• TASK INSTRUCTIONS:
Repeat each line of the material exactly.

(Data listing)
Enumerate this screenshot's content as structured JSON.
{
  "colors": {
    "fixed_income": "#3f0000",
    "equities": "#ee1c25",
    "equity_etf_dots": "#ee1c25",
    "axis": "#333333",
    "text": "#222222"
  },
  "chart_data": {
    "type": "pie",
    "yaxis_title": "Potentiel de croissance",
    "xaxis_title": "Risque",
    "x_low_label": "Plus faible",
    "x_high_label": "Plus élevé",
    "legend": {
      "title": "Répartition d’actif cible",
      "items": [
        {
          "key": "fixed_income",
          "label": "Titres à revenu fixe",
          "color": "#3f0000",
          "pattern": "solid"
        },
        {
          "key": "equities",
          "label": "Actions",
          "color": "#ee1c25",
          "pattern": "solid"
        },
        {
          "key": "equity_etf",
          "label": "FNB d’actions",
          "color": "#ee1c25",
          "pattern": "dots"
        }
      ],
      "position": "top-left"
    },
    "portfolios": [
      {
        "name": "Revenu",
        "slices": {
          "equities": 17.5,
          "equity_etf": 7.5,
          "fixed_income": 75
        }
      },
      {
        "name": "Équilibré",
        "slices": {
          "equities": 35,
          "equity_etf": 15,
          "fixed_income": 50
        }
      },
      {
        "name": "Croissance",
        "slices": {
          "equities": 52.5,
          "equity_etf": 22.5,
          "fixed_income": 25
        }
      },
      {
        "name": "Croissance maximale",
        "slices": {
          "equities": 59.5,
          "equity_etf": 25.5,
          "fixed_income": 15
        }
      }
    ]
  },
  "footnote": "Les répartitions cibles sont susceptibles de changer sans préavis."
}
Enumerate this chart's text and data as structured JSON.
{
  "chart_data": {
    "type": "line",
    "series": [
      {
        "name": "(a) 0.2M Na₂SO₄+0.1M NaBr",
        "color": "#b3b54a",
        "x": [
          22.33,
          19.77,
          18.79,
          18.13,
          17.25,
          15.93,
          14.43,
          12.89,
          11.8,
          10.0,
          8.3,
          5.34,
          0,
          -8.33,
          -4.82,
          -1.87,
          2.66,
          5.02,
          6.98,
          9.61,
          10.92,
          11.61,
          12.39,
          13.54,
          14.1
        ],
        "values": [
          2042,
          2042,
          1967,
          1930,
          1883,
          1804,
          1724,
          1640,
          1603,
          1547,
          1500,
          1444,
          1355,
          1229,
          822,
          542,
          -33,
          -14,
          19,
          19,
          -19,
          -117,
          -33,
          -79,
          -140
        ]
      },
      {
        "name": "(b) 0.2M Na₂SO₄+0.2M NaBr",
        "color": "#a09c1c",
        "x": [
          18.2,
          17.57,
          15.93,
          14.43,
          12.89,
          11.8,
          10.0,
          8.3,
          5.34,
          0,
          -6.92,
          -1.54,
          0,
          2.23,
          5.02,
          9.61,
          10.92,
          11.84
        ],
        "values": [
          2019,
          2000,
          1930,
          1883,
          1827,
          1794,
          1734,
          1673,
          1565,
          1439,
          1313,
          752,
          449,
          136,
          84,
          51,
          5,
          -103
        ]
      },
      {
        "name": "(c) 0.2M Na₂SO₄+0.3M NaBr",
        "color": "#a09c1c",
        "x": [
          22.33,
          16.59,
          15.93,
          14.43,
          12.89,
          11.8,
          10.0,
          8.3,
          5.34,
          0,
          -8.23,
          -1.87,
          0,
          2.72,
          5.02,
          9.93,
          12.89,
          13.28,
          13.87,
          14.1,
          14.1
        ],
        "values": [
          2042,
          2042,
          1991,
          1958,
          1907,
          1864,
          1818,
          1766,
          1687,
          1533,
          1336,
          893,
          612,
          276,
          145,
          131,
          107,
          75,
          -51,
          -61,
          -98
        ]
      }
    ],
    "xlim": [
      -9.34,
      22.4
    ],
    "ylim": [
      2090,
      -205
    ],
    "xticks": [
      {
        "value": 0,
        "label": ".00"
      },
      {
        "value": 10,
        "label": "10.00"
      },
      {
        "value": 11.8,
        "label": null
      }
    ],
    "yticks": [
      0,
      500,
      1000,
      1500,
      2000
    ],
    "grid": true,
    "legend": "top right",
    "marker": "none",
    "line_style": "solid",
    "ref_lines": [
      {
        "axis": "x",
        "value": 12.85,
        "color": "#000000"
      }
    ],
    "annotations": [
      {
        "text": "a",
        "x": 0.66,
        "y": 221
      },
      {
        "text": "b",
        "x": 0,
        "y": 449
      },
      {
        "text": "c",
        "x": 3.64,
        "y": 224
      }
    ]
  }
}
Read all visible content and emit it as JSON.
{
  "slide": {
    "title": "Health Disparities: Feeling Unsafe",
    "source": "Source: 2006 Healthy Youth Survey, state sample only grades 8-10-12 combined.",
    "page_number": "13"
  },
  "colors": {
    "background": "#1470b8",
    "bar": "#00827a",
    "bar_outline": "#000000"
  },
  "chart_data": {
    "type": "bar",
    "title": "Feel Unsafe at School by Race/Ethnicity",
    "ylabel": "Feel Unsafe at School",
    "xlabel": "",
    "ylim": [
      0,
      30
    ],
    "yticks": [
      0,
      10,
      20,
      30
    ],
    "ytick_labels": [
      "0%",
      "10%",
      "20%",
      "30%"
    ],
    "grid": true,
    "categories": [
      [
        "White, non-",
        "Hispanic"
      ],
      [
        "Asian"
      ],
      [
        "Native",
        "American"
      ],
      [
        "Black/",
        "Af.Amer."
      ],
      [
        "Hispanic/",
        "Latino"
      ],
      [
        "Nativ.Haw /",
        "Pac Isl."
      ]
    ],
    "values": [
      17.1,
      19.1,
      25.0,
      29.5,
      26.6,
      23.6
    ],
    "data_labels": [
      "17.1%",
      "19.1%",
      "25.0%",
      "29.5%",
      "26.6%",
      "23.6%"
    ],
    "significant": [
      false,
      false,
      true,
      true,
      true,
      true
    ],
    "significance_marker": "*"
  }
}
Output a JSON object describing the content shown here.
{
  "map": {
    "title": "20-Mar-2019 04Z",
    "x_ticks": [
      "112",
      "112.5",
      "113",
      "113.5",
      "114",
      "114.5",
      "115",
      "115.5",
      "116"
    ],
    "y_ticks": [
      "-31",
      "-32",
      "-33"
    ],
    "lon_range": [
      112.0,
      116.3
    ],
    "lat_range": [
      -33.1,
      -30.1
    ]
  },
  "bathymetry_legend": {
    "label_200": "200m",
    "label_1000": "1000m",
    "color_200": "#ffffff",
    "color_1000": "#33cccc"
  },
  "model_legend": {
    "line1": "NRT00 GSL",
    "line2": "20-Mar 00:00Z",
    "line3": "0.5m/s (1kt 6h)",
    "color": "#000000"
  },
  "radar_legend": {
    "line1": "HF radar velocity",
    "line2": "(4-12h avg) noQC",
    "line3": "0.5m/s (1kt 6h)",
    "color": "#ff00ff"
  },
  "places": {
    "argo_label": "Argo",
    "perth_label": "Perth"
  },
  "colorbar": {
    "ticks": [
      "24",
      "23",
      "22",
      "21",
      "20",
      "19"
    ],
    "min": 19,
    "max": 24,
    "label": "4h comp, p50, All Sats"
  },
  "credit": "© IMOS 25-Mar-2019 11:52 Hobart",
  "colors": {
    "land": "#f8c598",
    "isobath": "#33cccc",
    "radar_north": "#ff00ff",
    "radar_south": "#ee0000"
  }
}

• SOLUTION FOR THIS EXERCISE:
Enumerate this screenshot's content as structured JSON.
{
  "colors": {
    "fixed_income": "#3f0000",
    "equities": "#ee1c25",
    "equity_etf_dots": "#ee1c25",
    "axis": "#333333",
    "text": "#222222"
  },
  "chart_data": {
    "type": "pie",
    "yaxis_title": "Potentiel de croissance",
    "xaxis_title": "Risque",
    "x_low_label": "Plus faible",
    "x_high_label": "Plus élevé",
    "legend": {
      "title": "Répartition d’actif cible",
      "items": [
        {
          "key": "fixed_income",
          "label": "Titres à revenu fixe",
          "color": "#3f0000",
          "pattern": "solid"
        },
        {
          "key": "equities",
          "label": "Actions",
          "color": "#ee1c25",
          "pattern": "solid"
        },
        {
          "key": "equity_etf",
          "label": "FNB d’actions",
          "color": "#ee1c25",
          "pattern": "dots"
        }
      ],
      "position": "top-left"
    },
    "portfolios": [
      {
        "name": "Revenu",
        "slices": {
          "equities": 17.5,
          "equity_etf": 7.5,
          "fixed_income": 75
        }
      },
      {
        "name": "Équilibré",
        "slices": {
          "equities": 35,
          "equity_etf": 15,
          "fixed_income": 50
        }
      },
      {
        "name": "Croissance",
        "slices": {
          "equities": 52.5,
          "equity_etf": 22.5,
          "fixed_income": 25
        }
      },
      {
        "name": "Croissance maximale",
        "slices": {
          "equities": 59.5,
          "equity_etf": 25.5,
          "fixed_income": 15
        }
      }
    ]
  },
  "footnote": "Les répartitions cibles sont susceptibles de changer sans préavis."
}
Enumerate this chart's text and data as structured JSON.
{
  "chart_data": {
    "type": "line",
    "series": [
      {
        "name": "(a) 0.2M Na₂SO₄+0.1M NaBr",
        "color": "#b3b54a",
        "x": [
          22.33,
          19.77,
          18.79,
          18.13,
          17.25,
          15.93,
          14.43,
          12.89,
          11.8,
          10.0,
          8.3,
          5.34,
          0,
          -8.33,
          -4.82,
          -1.87,
          2.66,
          5.02,
          6.98,
          9.61,
          10.92,
          11.61,
          12.39,
          13.54,
          14.1
        ],
        "values": [
          2042,
          2042,
          1967,
          1930,
          1883,
          1804,
          1724,
          1640,
          1603,
          1547,
          1500,
          1444,
          1355,
          1229,
          822,
          542,
          -33,
          -14,
          19,
          19,
          -19,
          -117,
          -33,
          -79,
          -140
        ]
      },
      {
        "name": "(b) 0.2M Na₂SO₄+0.2M NaBr",
        "color": "#a09c1c",
        "x": [
          18.2,
          17.57,
          15.93,
          14.43,
          12.89,
          11.8,
          10.0,
          8.3,
          5.34,
          0,
          -6.92,
          -1.54,
          0,
          2.23,
          5.02,
          9.61,
          10.92,
          11.84
        ],
        "values": [
          2019,
          2000,
          1930,
          1883,
          1827,
          1794,
          1734,
          1673,
          1565,
          1439,
          1313,
          752,
          449,
          136,
          84,
          51,
          5,
          -103
        ]
      },
      {
        "name": "(c) 0.2M Na₂SO₄+0.3M NaBr",
        "color": "#a09c1c",
        "x": [
          22.33,
          16.59,
          15.93,
          14.43,
          12.89,
          11.8,
          10.0,
          8.3,
          5.34,
          0,
          -8.23,
          -1.87,
          0,
          2.72,
          5.02,
          9.93,
          12.89,
          13.28,
          13.87,
          14.1,
          14.1
        ],
        "values": [
          2042,
          2042,
          1991,
          1958,
          1907,
          1864,
          1818,
          1766,
          1687,
          1533,
          1336,
          893,
          612,
          276,
          145,
          131,
          107,
          75,
          -51,
          -61,
          -98
        ]
      }
    ],
    "xlim": [
      -9.34,
      22.4
    ],
    "ylim": [
      2090,
      -205
    ],
    "xticks": [
      {
        "value": 0,
        "label": ".00"
      },
      {
        "value": 10,
        "label": "10.00"
      },
      {
        "value": 11.8,
        "label": null
      }
    ],
    "yticks": [
      0,
      500,
      1000,
      1500,
      2000
    ],
    "grid": true,
    "legend": "top right",
    "marker": "none",
    "line_style": "solid",
    "ref_lines": [
      {
        "axis": "x",
        "value": 12.85,
        "color": "#000000"
      }
    ],
    "annotations": [
      {
        "text": "a",
        "x": 0.66,
        "y": 221
      },
      {
        "text": "b",
        "x": 0,
        "y": 449
      },
      {
        "text": "c",
        "x": 3.64,
        "y": 224
      }
    ]
  }
}
Read all visible content and emit it as JSON.
{
  "slide": {
    "title": "Health Disparities: Feeling Unsafe",
    "source": "Source: 2006 Healthy Youth Survey, state sample only grades 8-10-12 combined.",
    "page_number": "13"
  },
  "colors": {
    "background": "#1470b8",
    "bar": "#00827a",
    "bar_outline": "#000000"
  },
  "chart_data": {
    "type": "bar",
    "title": "Feel Unsafe at School by Race/Ethnicity",
    "ylabel": "Feel Unsafe at School",
    "xlabel": "",
    "ylim": [
      0,
      30
    ],
    "yticks": [
      0,
      10,
      20,
      30
    ],
    "ytick_labels": [
      "0%",
      "10%",
      "20%",
      "30%"
    ],
    "grid": true,
    "categories": [
      [
        "White, non-",
        "Hispanic"
      ],
      [
        "Asian"
      ],
      [
        "Native",
        "American"
      ],
      [
        "Black/",
        "Af.Amer."
      ],
      [
        "Hispanic/",
        "Latino"
      ],
      [
        "Nativ.Haw /",
        "Pac Isl."
      ]
    ],
    "values": [
      17.1,
      19.1,
      25.0,
      29.5,
      26.6,
      23.6
    ],
    "data_labels": [
      "17.1%",
      "19.1%",
      "25.0%",
      "29.5%",
      "26.6%",
      "23.6%"
    ],
    "significant": [
      false,
      false,
      true,
      true,
      true,
      true
    ],
    "significance_marker": "*"
  }
}
Output a JSON object describing the content shown here.
{
  "map": {
    "title": "20-Mar-2019 04Z",
    "x_ticks": [
      "112",
      "112.5",
      "113",
      "113.5",
      "114",
      "114.5",
      "115",
      "115.5",
      "116"
    ],
    "y_ticks": [
      "-31",
      "-32",
      "-33"
    ],
    "lon_range": [
      112.0,
      116.3
    ],
    "lat_range": [
      -33.1,
      -30.1
    ]
  },
  "bathymetry_legend": {
    "label_200": "200m",
    "label_1000": "1000m",
    "color_200": "#ffffff",
    "color_1000": "#33cccc"
  },
  "model_legend": {
    "line1": "NRT00 GSL",
    "line2": "20-Mar 00:00Z",
    "line3": "0.5m/s (1kt 6h)",
    "color": "#000000"
  },
  "radar_legend": {
    "line1": "HF radar velocity",
    "line2": "(4-12h avg) noQC",
    "line3": "0.5m/s (1kt 6h)",
    "color": "#ff00ff"
  },
  "places": {
    "argo_label": "Argo",
    "perth_label": "Perth"
  },
  "colorbar": {
    "ticks": [
      "24",
      "23",
      "22",
      "21",
      "20",
      "19"
    ],
    "min": 19,
    "max": 24,
    "label": "4h comp, p50, All Sats"
  },
  "credit": "© IMOS 25-Mar-2019 11:52 Hobart",
  "colors": {
    "land": "#f8c598",
    "isobath": "#33cccc",
    "radar_north": "#ff00ff",
    "radar_south": "#ee0000"
  }
}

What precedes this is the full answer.